## WHAT YOU ARE ASKED TO DO
All records must be quoted exactly. Omit the pictures.

## DATA SUPPLIED
↓↓↓
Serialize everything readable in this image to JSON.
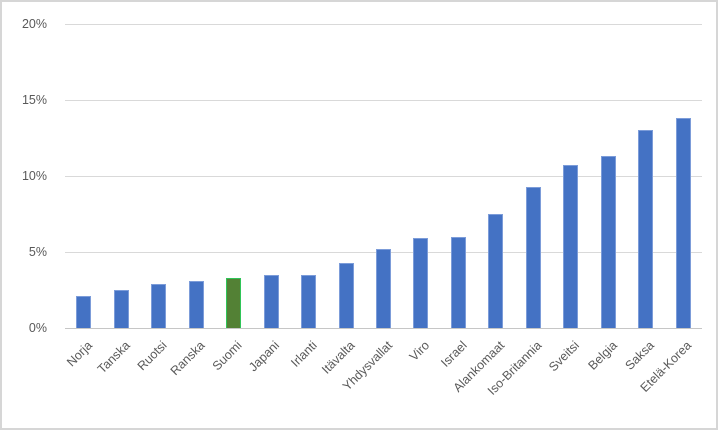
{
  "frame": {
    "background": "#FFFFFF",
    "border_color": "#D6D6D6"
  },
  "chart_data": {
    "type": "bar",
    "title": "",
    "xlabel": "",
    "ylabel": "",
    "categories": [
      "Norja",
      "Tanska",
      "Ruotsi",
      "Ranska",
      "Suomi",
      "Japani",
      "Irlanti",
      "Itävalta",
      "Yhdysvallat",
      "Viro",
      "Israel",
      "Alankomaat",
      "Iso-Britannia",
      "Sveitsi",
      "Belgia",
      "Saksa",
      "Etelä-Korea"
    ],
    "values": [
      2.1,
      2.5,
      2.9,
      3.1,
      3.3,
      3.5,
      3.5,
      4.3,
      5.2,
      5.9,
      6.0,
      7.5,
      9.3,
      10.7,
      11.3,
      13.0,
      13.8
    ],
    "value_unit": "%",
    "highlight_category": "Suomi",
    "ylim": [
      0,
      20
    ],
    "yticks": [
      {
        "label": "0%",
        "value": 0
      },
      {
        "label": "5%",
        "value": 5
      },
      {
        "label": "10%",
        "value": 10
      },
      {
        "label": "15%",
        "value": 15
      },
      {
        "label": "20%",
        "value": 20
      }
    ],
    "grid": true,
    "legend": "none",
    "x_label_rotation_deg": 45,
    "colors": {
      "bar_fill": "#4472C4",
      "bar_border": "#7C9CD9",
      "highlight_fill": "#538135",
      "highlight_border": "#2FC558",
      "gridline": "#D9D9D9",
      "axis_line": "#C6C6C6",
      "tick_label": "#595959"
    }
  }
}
↑↑↑
## OUTPUT FOR THIS EXERCISE
Serialize everything readable in this image to JSON.
{
  "frame": {
    "background": "#FFFFFF",
    "border_color": "#D6D6D6"
  },
  "chart_data": {
    "type": "bar",
    "title": "",
    "xlabel": "",
    "ylabel": "",
    "categories": [
      "Norja",
      "Tanska",
      "Ruotsi",
      "Ranska",
      "Suomi",
      "Japani",
      "Irlanti",
      "Itävalta",
      "Yhdysvallat",
      "Viro",
      "Israel",
      "Alankomaat",
      "Iso-Britannia",
      "Sveitsi",
      "Belgia",
      "Saksa",
      "Etelä-Korea"
    ],
    "values": [
      2.1,
      2.5,
      2.9,
      3.1,
      3.3,
      3.5,
      3.5,
      4.3,
      5.2,
      5.9,
      6.0,
      7.5,
      9.3,
      10.7,
      11.3,
      13.0,
      13.8
    ],
    "value_unit": "%",
    "highlight_category": "Suomi",
    "ylim": [
      0,
      20
    ],
    "yticks": [
      {
        "label": "0%",
        "value": 0
      },
      {
        "label": "5%",
        "value": 5
      },
      {
        "label": "10%",
        "value": 10
      },
      {
        "label": "15%",
        "value": 15
      },
      {
        "label": "20%",
        "value": 20
      }
    ],
    "grid": true,
    "legend": "none",
    "x_label_rotation_deg": 45,
    "colors": {
      "bar_fill": "#4472C4",
      "bar_border": "#7C9CD9",
      "highlight_fill": "#538135",
      "highlight_border": "#2FC558",
      "gridline": "#D9D9D9",
      "axis_line": "#C6C6C6",
      "tick_label": "#595959"
    }
  }
}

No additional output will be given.